-- WHAT IS BEING ASKED --
Copy out all lines carrying the word "this".

* * * * * * *

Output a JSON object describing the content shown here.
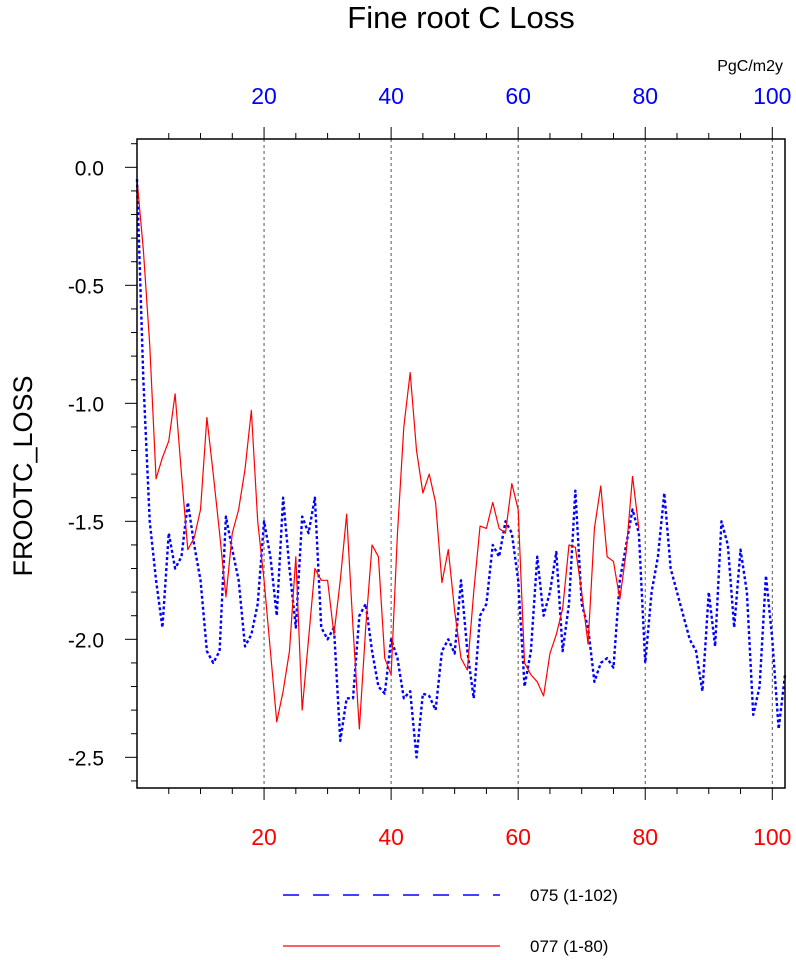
{
  "chart_data": {
    "type": "line",
    "title": "Fine root C Loss",
    "units": "PgC/m2y",
    "ylabel": "FROOTC_LOSS",
    "xlim": [
      0,
      102
    ],
    "ylim": [
      -2.63,
      0.12
    ],
    "grid": "x-dashed",
    "x_ticks_major": [
      20,
      40,
      60,
      80,
      100
    ],
    "y_ticks_major": [
      0.0,
      -0.5,
      -1.0,
      -1.5,
      -2.0,
      -2.5
    ],
    "y_tick_labels": [
      "0.0",
      "-0.5",
      "-1.0",
      "-1.5",
      "-2.0",
      "-2.5"
    ],
    "top_axis": {
      "ticks": [
        20,
        40,
        60,
        80,
        100
      ],
      "labels": [
        "20",
        "40",
        "60",
        "80",
        "100"
      ],
      "color": "#0000ff"
    },
    "bottom_axis": {
      "ticks": [
        20,
        40,
        60,
        80,
        100
      ],
      "labels": [
        "20",
        "40",
        "60",
        "80",
        "100"
      ],
      "color": "#ff0000"
    },
    "legend_placement": "bottom",
    "series": [
      {
        "name": "075 (1-102)",
        "color": "#0000ff",
        "style": "dashed",
        "x_start": 0,
        "values": [
          -0.05,
          -0.9,
          -1.5,
          -1.75,
          -1.95,
          -1.55,
          -1.7,
          -1.65,
          -1.42,
          -1.6,
          -1.75,
          -2.05,
          -2.1,
          -2.05,
          -1.48,
          -1.62,
          -1.75,
          -2.03,
          -1.98,
          -1.85,
          -1.5,
          -1.65,
          -1.9,
          -1.4,
          -1.7,
          -1.95,
          -1.48,
          -1.55,
          -1.4,
          -1.95,
          -2.0,
          -1.95,
          -2.43,
          -2.25,
          -2.25,
          -1.9,
          -1.85,
          -2.05,
          -2.2,
          -2.23,
          -2.0,
          -2.08,
          -2.25,
          -2.22,
          -2.5,
          -2.23,
          -2.24,
          -2.3,
          -2.05,
          -2.0,
          -2.06,
          -1.75,
          -2.05,
          -2.25,
          -1.9,
          -1.85,
          -1.6,
          -1.65,
          -1.5,
          -1.55,
          -1.75,
          -2.2,
          -2.05,
          -1.65,
          -1.9,
          -1.8,
          -1.63,
          -2.05,
          -1.85,
          -1.37,
          -1.85,
          -1.95,
          -2.18,
          -2.1,
          -2.08,
          -2.12,
          -1.75,
          -1.6,
          -1.45,
          -1.55,
          -2.1,
          -1.8,
          -1.65,
          -1.38,
          -1.7,
          -1.8,
          -1.9,
          -2.0,
          -2.05,
          -2.22,
          -1.8,
          -2.03,
          -1.5,
          -1.6,
          -1.95,
          -1.62,
          -1.8,
          -2.32,
          -2.2,
          -1.73,
          -2.0,
          -2.38,
          -2.15
        ]
      },
      {
        "name": "077 (1-80)",
        "color": "#ff0000",
        "style": "solid",
        "x_start": 0,
        "values": [
          -0.05,
          -0.35,
          -0.75,
          -1.32,
          -1.23,
          -1.16,
          -0.96,
          -1.3,
          -1.62,
          -1.57,
          -1.45,
          -1.06,
          -1.3,
          -1.55,
          -1.82,
          -1.55,
          -1.45,
          -1.28,
          -1.03,
          -1.5,
          -1.75,
          -2.05,
          -2.35,
          -2.22,
          -2.05,
          -1.65,
          -2.3,
          -2.0,
          -1.7,
          -1.75,
          -1.75,
          -1.98,
          -1.75,
          -1.47,
          -1.95,
          -2.38,
          -1.95,
          -1.6,
          -1.65,
          -2.08,
          -2.15,
          -1.55,
          -1.1,
          -0.87,
          -1.2,
          -1.38,
          -1.3,
          -1.42,
          -1.76,
          -1.62,
          -1.88,
          -2.08,
          -2.13,
          -1.8,
          -1.52,
          -1.53,
          -1.42,
          -1.53,
          -1.55,
          -1.34,
          -1.45,
          -2.1,
          -2.15,
          -2.18,
          -2.24,
          -2.06,
          -1.98,
          -1.87,
          -1.6,
          -1.61,
          -1.8,
          -2.02,
          -1.53,
          -1.35,
          -1.65,
          -1.67,
          -1.83,
          -1.63,
          -1.31,
          -1.53
        ]
      }
    ]
  }
}
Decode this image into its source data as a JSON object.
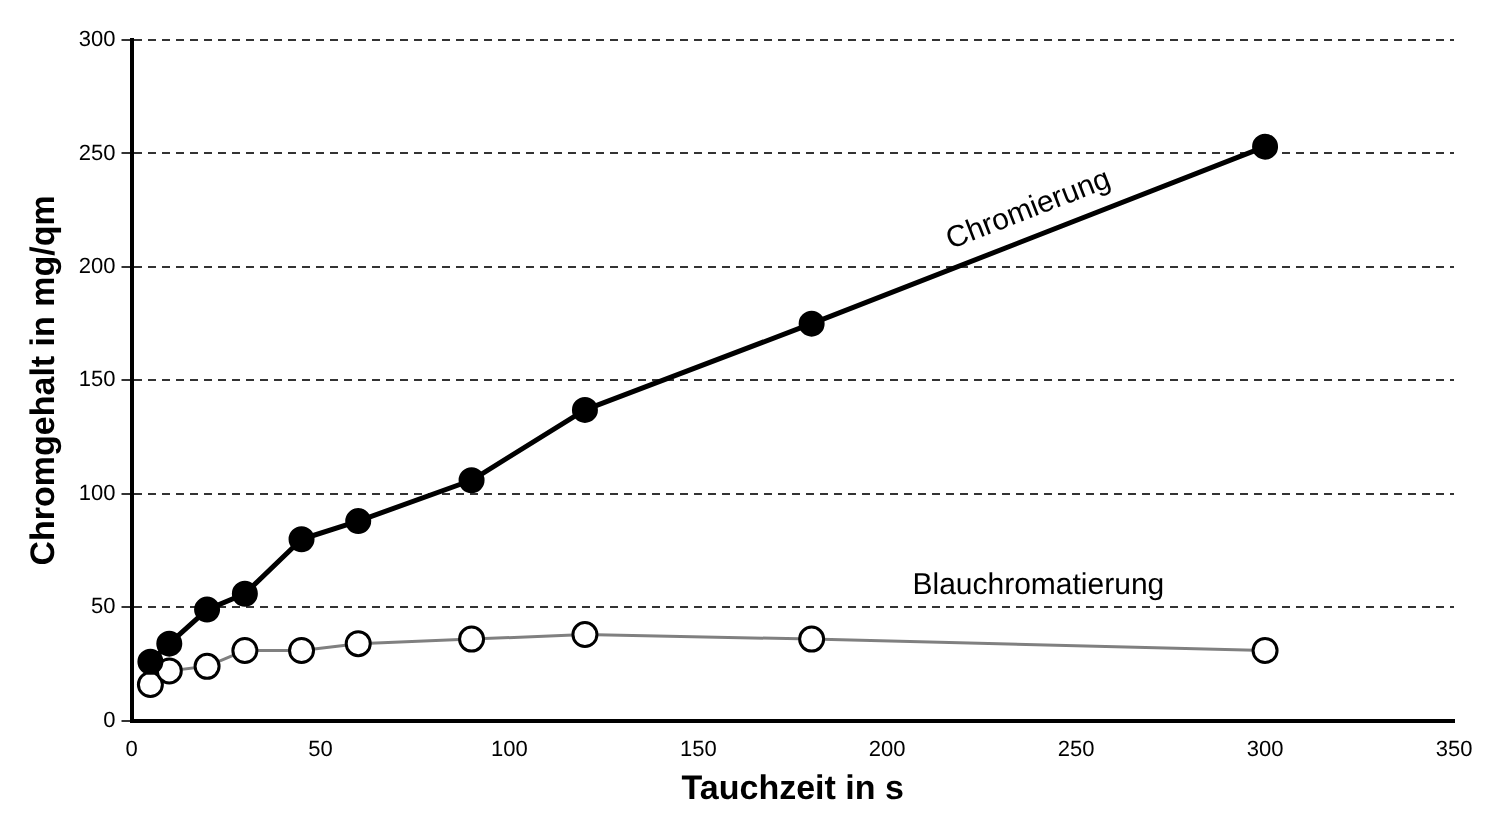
{
  "chart_data": {
    "type": "line",
    "xlabel": "Tauchzeit in s",
    "ylabel": "Chromgehalt in mg/qm",
    "x": [
      5,
      10,
      20,
      30,
      45,
      60,
      90,
      120,
      180,
      300
    ],
    "series": [
      {
        "name": "Chromierung",
        "color": "#000000",
        "values": [
          26,
          34,
          49,
          56,
          80,
          88,
          106,
          137,
          175,
          253
        ]
      },
      {
        "name": "Blauchromatierung",
        "color": "#808080",
        "values": [
          16,
          22,
          24,
          31,
          31,
          34,
          36,
          38,
          36,
          31
        ]
      }
    ],
    "xlim": [
      0,
      350
    ],
    "xticks": [
      0,
      50,
      100,
      150,
      200,
      250,
      300,
      350
    ],
    "ylim": [
      0,
      300
    ],
    "yticks": [
      0,
      50,
      100,
      150,
      200,
      250,
      300
    ],
    "grid": "y",
    "marker": "circle",
    "line_style": "solid",
    "legend": false
  }
}
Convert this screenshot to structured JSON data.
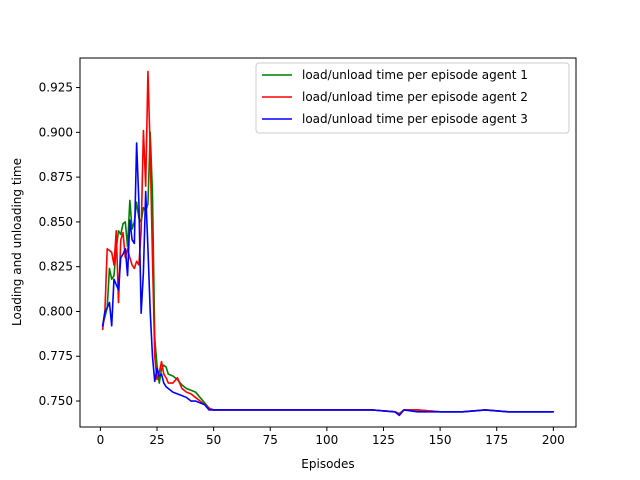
{
  "chart_data": {
    "type": "line",
    "xlabel": "Episodes",
    "ylabel": "Loading and unloading time",
    "xlim": [
      -9,
      210
    ],
    "ylim": [
      0.7355,
      0.9415
    ],
    "x_ticks": [
      0,
      25,
      50,
      75,
      100,
      125,
      150,
      175,
      200
    ],
    "y_ticks": [
      0.75,
      0.775,
      0.8,
      0.825,
      0.85,
      0.875,
      0.9,
      0.925
    ],
    "y_tick_labels": [
      "0.750",
      "0.775",
      "0.800",
      "0.825",
      "0.850",
      "0.875",
      "0.900",
      "0.925"
    ],
    "grid": false,
    "legend_position": "top-right",
    "series": [
      {
        "name": "load/unload time per episode agent 1",
        "color": "#008000",
        "x": [
          1,
          2,
          3,
          4,
          5,
          6,
          7,
          8,
          9,
          10,
          11,
          12,
          13,
          14,
          15,
          16,
          17,
          18,
          19,
          20,
          21,
          22,
          23,
          24,
          25,
          26,
          27,
          28,
          29,
          30,
          32,
          34,
          36,
          38,
          40,
          42,
          44,
          46,
          48,
          50,
          55,
          60,
          70,
          80,
          90,
          100,
          110,
          120,
          130,
          132,
          134,
          140,
          150,
          160,
          170,
          180,
          190,
          200
        ],
        "y": [
          0.792,
          0.797,
          0.802,
          0.824,
          0.818,
          0.82,
          0.835,
          0.845,
          0.843,
          0.849,
          0.85,
          0.836,
          0.862,
          0.846,
          0.85,
          0.861,
          0.852,
          0.85,
          0.858,
          0.856,
          0.86,
          0.9,
          0.866,
          0.785,
          0.77,
          0.76,
          0.768,
          0.77,
          0.769,
          0.765,
          0.764,
          0.762,
          0.759,
          0.757,
          0.756,
          0.755,
          0.752,
          0.749,
          0.746,
          0.745,
          0.745,
          0.745,
          0.745,
          0.745,
          0.745,
          0.745,
          0.745,
          0.745,
          0.744,
          0.743,
          0.745,
          0.745,
          0.744,
          0.744,
          0.745,
          0.744,
          0.744,
          0.744
        ]
      },
      {
        "name": "load/unload time per episode agent 2",
        "color": "#ff0000",
        "x": [
          1,
          2,
          3,
          4,
          5,
          6,
          7,
          8,
          9,
          10,
          11,
          12,
          13,
          14,
          15,
          16,
          17,
          18,
          19,
          20,
          21,
          22,
          23,
          24,
          25,
          26,
          27,
          28,
          29,
          30,
          32,
          34,
          36,
          38,
          40,
          42,
          44,
          46,
          48,
          50,
          55,
          60,
          70,
          80,
          90,
          100,
          110,
          120,
          130,
          132,
          134,
          140,
          150,
          160,
          170,
          180,
          190,
          200
        ],
        "y": [
          0.79,
          0.8,
          0.835,
          0.834,
          0.833,
          0.826,
          0.845,
          0.805,
          0.84,
          0.844,
          0.83,
          0.835,
          0.83,
          0.826,
          0.824,
          0.828,
          0.826,
          0.845,
          0.901,
          0.87,
          0.934,
          0.89,
          0.83,
          0.775,
          0.762,
          0.766,
          0.772,
          0.765,
          0.763,
          0.76,
          0.76,
          0.763,
          0.757,
          0.755,
          0.754,
          0.752,
          0.75,
          0.748,
          0.746,
          0.745,
          0.745,
          0.745,
          0.745,
          0.745,
          0.745,
          0.745,
          0.745,
          0.745,
          0.744,
          0.743,
          0.745,
          0.745,
          0.744,
          0.744,
          0.745,
          0.744,
          0.744,
          0.744
        ]
      },
      {
        "name": "load/unload time per episode agent 3",
        "color": "#0000ff",
        "x": [
          1,
          2,
          3,
          4,
          5,
          6,
          7,
          8,
          9,
          10,
          11,
          12,
          13,
          14,
          15,
          16,
          17,
          18,
          19,
          20,
          21,
          22,
          23,
          24,
          25,
          26,
          27,
          28,
          29,
          30,
          32,
          34,
          36,
          38,
          40,
          42,
          44,
          46,
          48,
          50,
          55,
          60,
          70,
          80,
          90,
          100,
          110,
          120,
          130,
          132,
          134,
          140,
          150,
          160,
          170,
          180,
          190,
          200
        ],
        "y": [
          0.792,
          0.8,
          0.802,
          0.805,
          0.792,
          0.818,
          0.815,
          0.812,
          0.83,
          0.832,
          0.835,
          0.82,
          0.851,
          0.84,
          0.838,
          0.894,
          0.861,
          0.799,
          0.822,
          0.867,
          0.835,
          0.8,
          0.775,
          0.761,
          0.768,
          0.764,
          0.765,
          0.76,
          0.758,
          0.757,
          0.755,
          0.754,
          0.753,
          0.752,
          0.75,
          0.75,
          0.749,
          0.748,
          0.745,
          0.745,
          0.745,
          0.745,
          0.745,
          0.745,
          0.745,
          0.745,
          0.745,
          0.745,
          0.744,
          0.742,
          0.745,
          0.744,
          0.744,
          0.744,
          0.745,
          0.744,
          0.744,
          0.744
        ]
      }
    ]
  }
}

* * * * * * *

-- COMPLETED EXERCISE --
Decode this image into its source data as a JSON object.
Convert this screenshot to structured JSON data.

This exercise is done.